--- Required work ---
Keep the pictures out of the copy and print all the entries below exactly.

-- Start Records for processing --

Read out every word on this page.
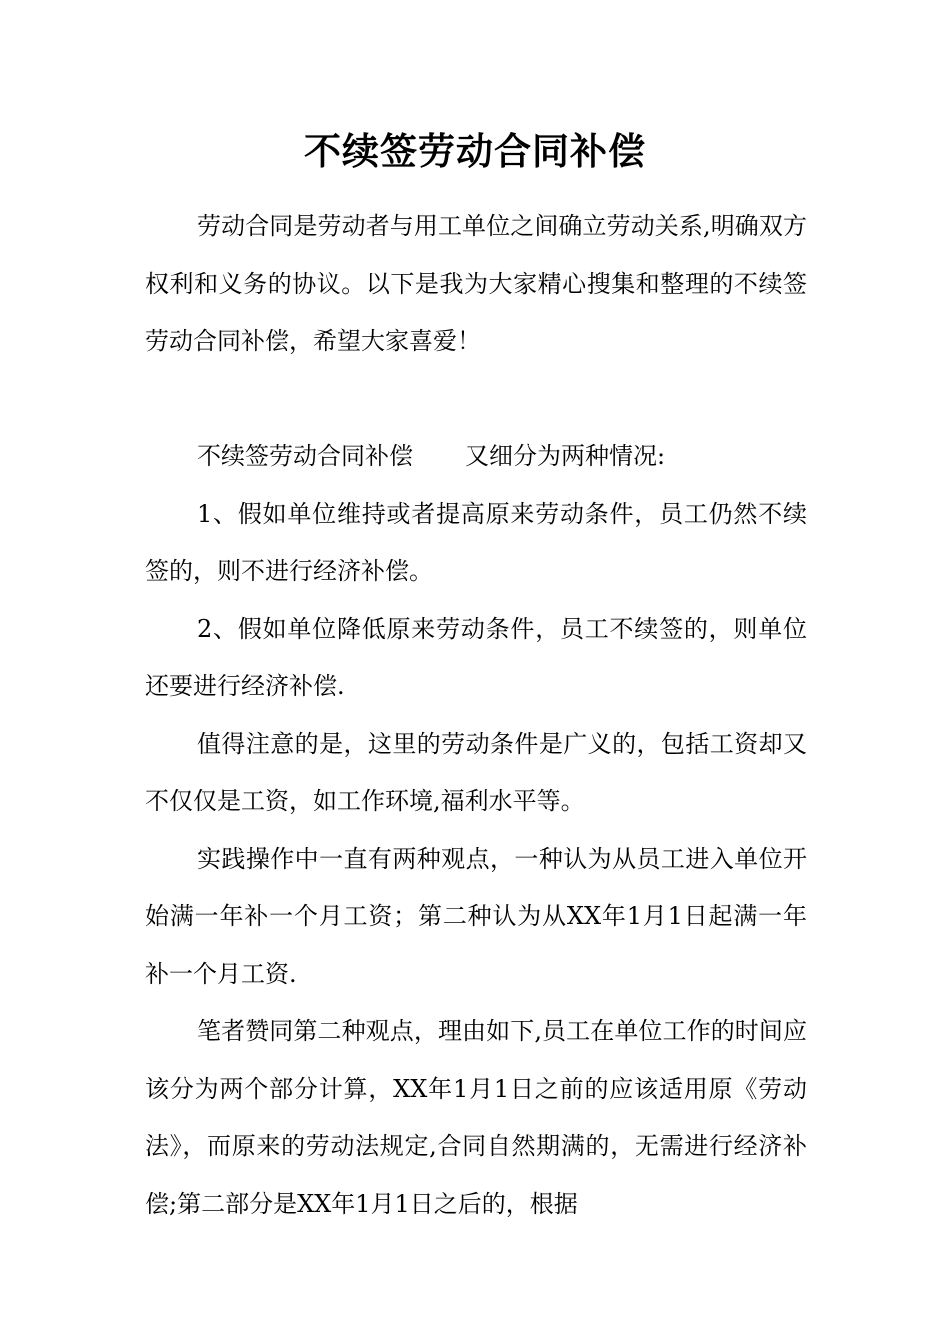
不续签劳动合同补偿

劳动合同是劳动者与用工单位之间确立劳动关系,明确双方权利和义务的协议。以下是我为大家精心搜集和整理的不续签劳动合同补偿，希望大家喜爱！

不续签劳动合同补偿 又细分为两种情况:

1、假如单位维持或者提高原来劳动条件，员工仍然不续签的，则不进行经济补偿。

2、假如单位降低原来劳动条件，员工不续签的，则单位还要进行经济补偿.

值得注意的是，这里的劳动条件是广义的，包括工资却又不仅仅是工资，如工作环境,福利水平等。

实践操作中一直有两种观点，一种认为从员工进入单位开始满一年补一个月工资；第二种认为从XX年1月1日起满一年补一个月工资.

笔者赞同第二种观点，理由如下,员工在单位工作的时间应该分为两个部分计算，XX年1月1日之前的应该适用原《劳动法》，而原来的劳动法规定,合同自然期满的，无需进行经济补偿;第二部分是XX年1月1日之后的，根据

-- End Records for processing --

--- Result for this task ---
Read out every word on this page.
不续签劳动合同补偿

劳动合同是劳动者与用工单位之间确立劳动关系,明确双方权利和义务的协议。以下是我为大家精心搜集和整理的不续签劳动合同补偿，希望大家喜爱！

不续签劳动合同补偿 又细分为两种情况:

1、假如单位维持或者提高原来劳动条件，员工仍然不续签的，则不进行经济补偿。

2、假如单位降低原来劳动条件，员工不续签的，则单位还要进行经济补偿.

值得注意的是，这里的劳动条件是广义的，包括工资却又不仅仅是工资，如工作环境,福利水平等。

实践操作中一直有两种观点，一种认为从员工进入单位开始满一年补一个月工资；第二种认为从XX年1月1日起满一年补一个月工资.

笔者赞同第二种观点，理由如下,员工在单位工作的时间应该分为两个部分计算，XX年1月1日之前的应该适用原《劳动法》，而原来的劳动法规定,合同自然期满的，无需进行经济补偿;第二部分是XX年1月1日之后的，根据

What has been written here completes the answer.